WHAT YOU NEED TO DO
Extract the lines beginning at the one that holds "What's the underlying" and ending at the final line of the material below, keeping them exact and leaving out all pictures.

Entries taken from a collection
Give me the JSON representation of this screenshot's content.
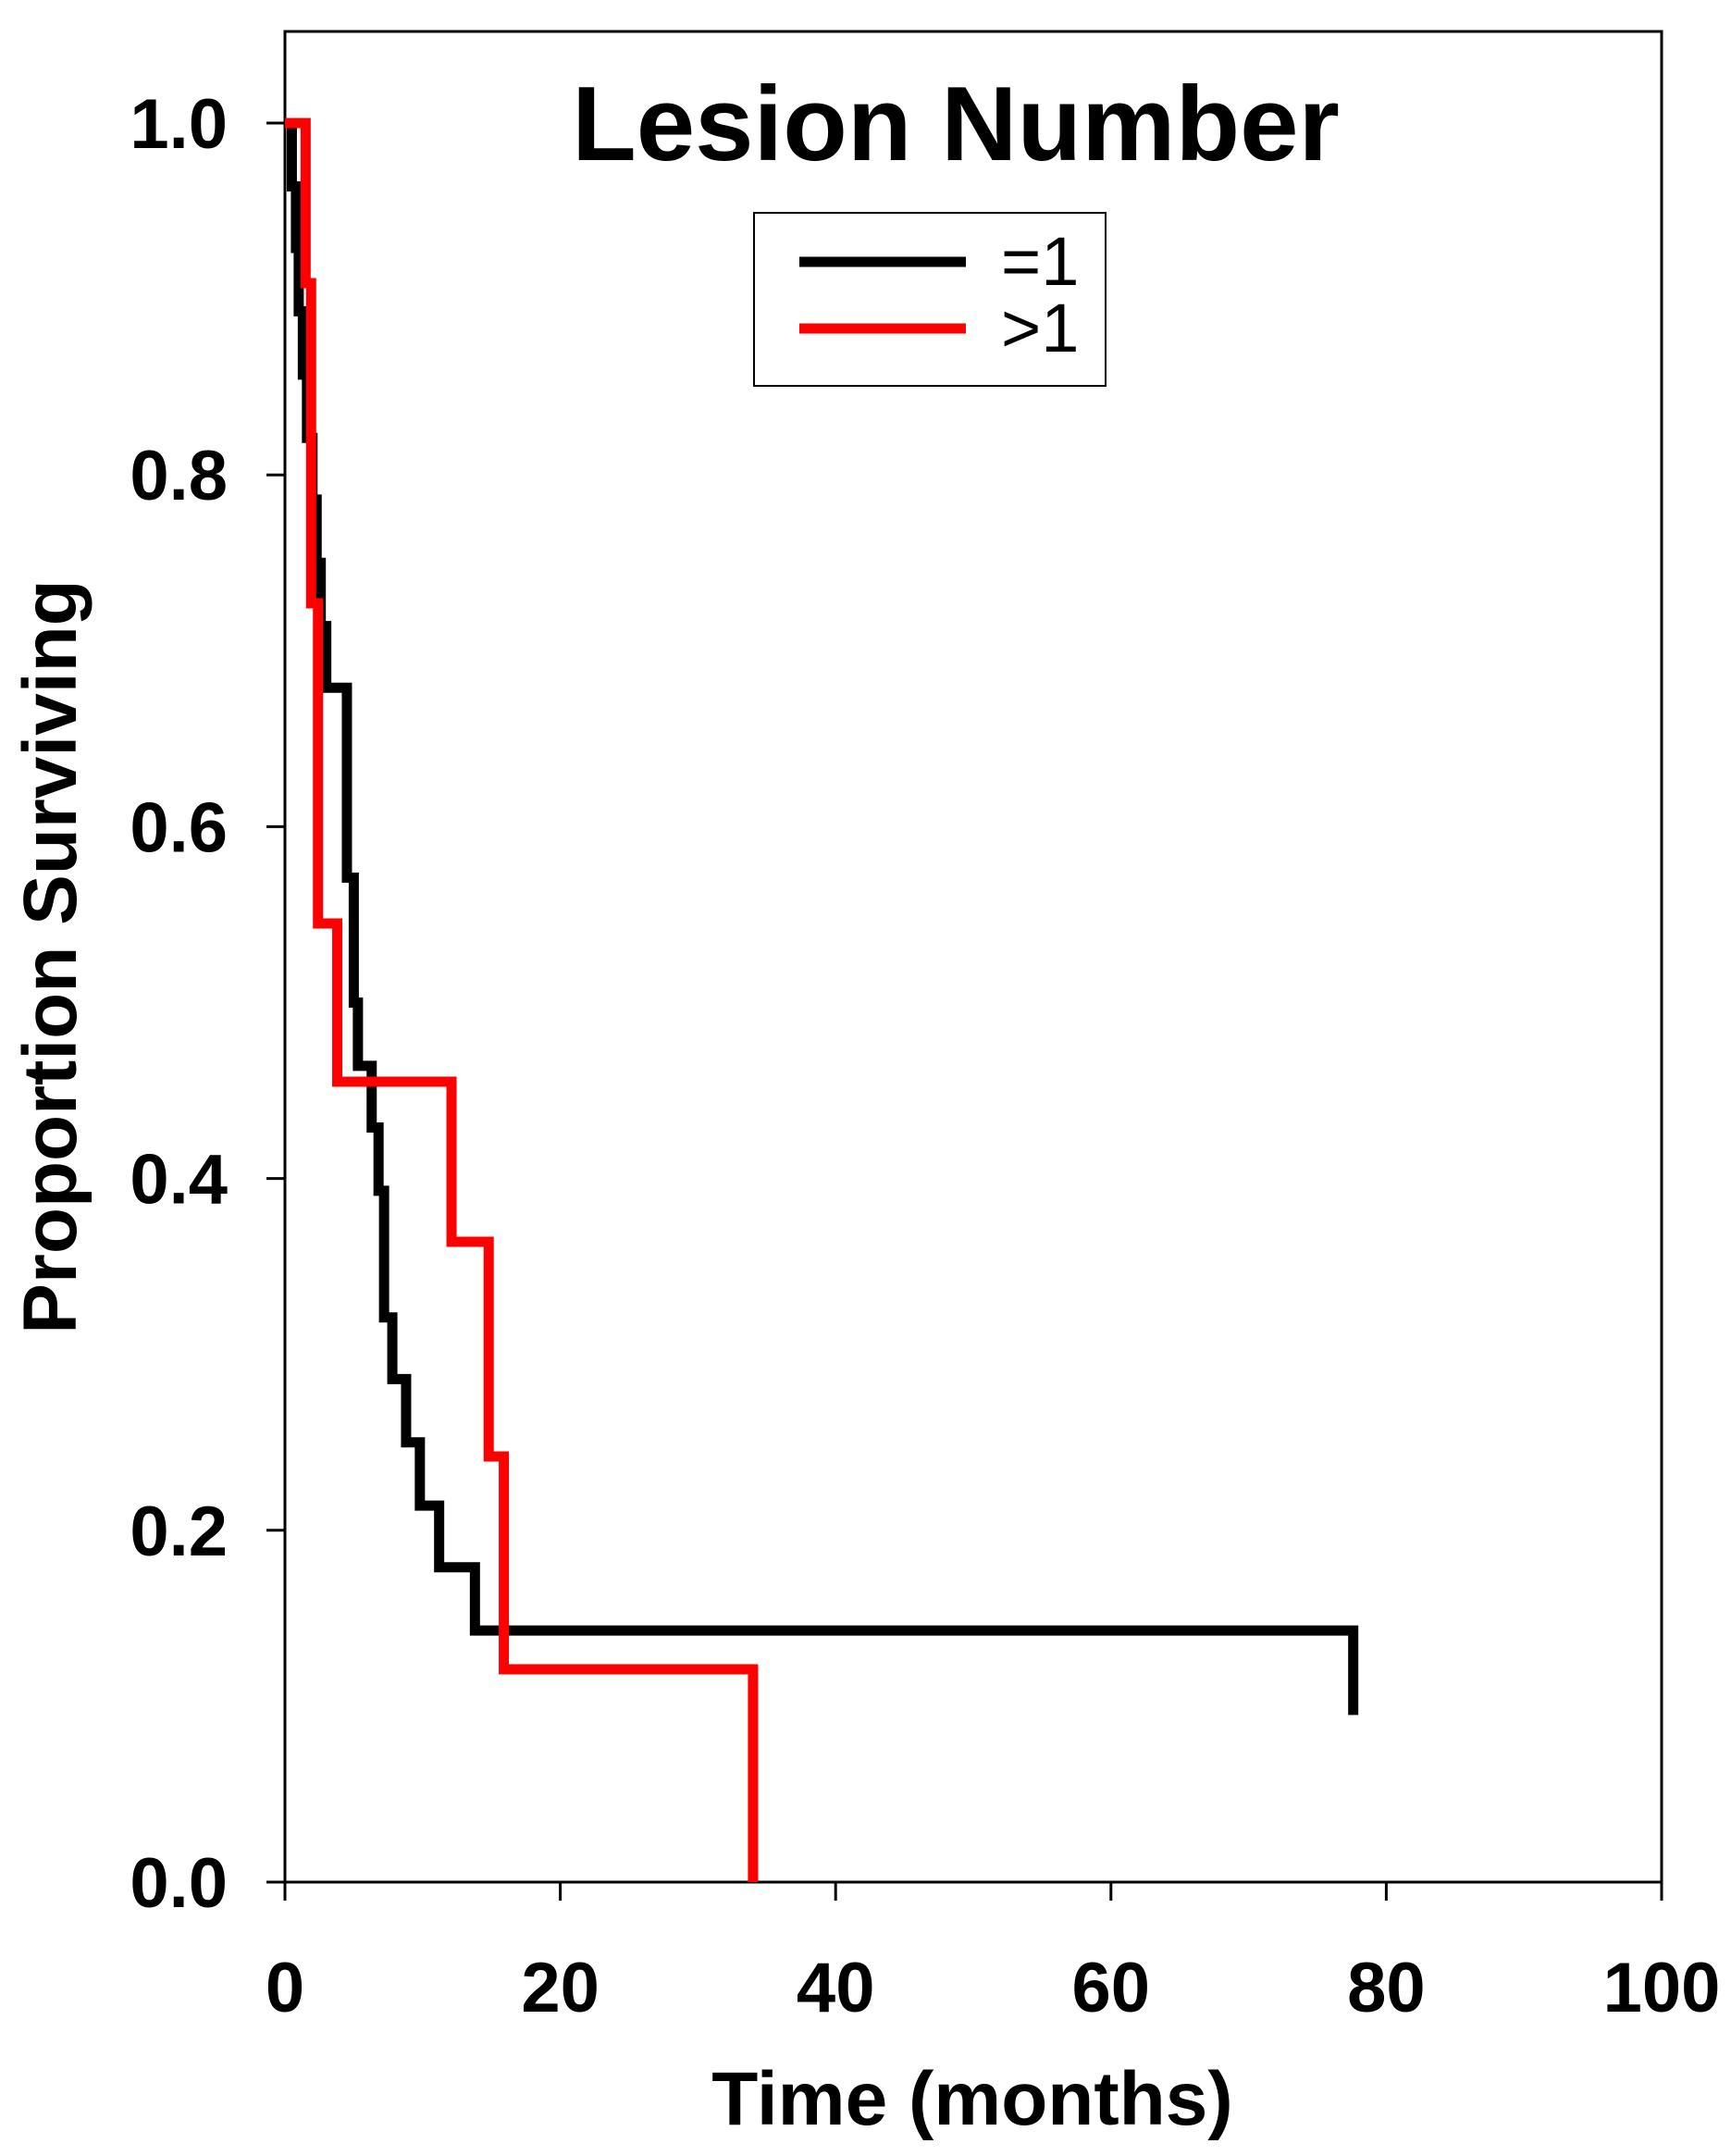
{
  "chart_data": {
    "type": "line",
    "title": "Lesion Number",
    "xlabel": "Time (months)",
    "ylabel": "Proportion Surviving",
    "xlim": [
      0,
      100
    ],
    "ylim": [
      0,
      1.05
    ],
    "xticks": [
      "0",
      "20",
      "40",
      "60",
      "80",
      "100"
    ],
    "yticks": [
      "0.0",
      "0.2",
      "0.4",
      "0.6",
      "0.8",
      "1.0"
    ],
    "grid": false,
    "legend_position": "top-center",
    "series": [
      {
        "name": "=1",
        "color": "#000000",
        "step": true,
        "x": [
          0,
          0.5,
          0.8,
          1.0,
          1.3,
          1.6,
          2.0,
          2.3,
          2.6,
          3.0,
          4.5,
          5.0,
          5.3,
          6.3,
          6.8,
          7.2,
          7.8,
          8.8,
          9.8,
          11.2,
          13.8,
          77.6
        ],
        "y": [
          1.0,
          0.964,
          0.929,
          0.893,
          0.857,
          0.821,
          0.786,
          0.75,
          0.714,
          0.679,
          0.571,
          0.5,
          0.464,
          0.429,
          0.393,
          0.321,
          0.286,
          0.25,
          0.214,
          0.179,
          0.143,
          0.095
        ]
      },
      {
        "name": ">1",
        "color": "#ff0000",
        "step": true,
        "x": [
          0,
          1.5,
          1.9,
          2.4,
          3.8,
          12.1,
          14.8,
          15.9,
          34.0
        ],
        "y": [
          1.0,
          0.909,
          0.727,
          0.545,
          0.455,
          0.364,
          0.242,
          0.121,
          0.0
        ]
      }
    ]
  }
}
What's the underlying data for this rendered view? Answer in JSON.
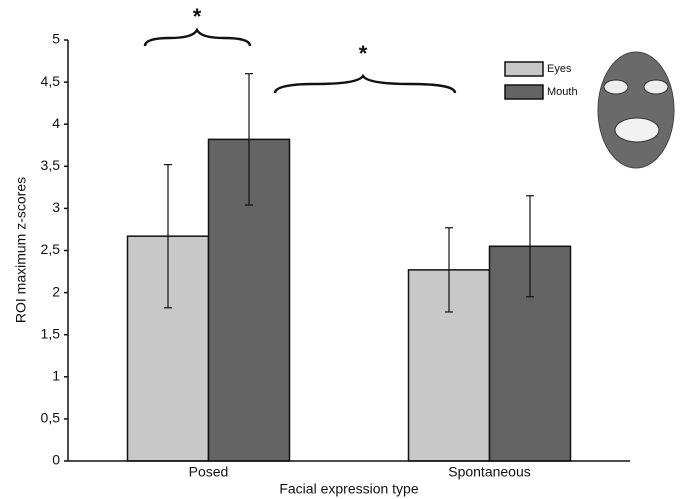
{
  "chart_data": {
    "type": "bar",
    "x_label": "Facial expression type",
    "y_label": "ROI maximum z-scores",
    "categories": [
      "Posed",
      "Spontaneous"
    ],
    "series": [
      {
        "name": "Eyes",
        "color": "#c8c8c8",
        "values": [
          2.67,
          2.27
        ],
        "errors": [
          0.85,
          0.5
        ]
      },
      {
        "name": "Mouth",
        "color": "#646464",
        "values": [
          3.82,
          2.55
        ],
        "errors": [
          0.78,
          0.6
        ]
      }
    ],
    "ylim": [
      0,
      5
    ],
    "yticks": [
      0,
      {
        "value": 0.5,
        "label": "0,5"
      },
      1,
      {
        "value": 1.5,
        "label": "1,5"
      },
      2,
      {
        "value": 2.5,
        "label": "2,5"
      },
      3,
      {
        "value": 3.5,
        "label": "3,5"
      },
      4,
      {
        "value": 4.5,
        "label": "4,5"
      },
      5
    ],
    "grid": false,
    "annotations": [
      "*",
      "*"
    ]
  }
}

REPLY TO THE EXERCISE
What's the underlying data for this rendered view? Answer in JSON.
{
  "chart_data": {
    "type": "bar",
    "x_label": "Facial expression type",
    "y_label": "ROI maximum z-scores",
    "categories": [
      "Posed",
      "Spontaneous"
    ],
    "series": [
      {
        "name": "Eyes",
        "color": "#c8c8c8",
        "values": [
          2.67,
          2.27
        ],
        "errors": [
          0.85,
          0.5
        ]
      },
      {
        "name": "Mouth",
        "color": "#646464",
        "values": [
          3.82,
          2.55
        ],
        "errors": [
          0.78,
          0.6
        ]
      }
    ],
    "ylim": [
      0,
      5
    ],
    "yticks": [
      0,
      {
        "value": 0.5,
        "label": "0,5"
      },
      1,
      {
        "value": 1.5,
        "label": "1,5"
      },
      2,
      {
        "value": 2.5,
        "label": "2,5"
      },
      3,
      {
        "value": 3.5,
        "label": "3,5"
      },
      4,
      {
        "value": 4.5,
        "label": "4,5"
      },
      5
    ],
    "grid": false,
    "annotations": [
      "*",
      "*"
    ]
  }
}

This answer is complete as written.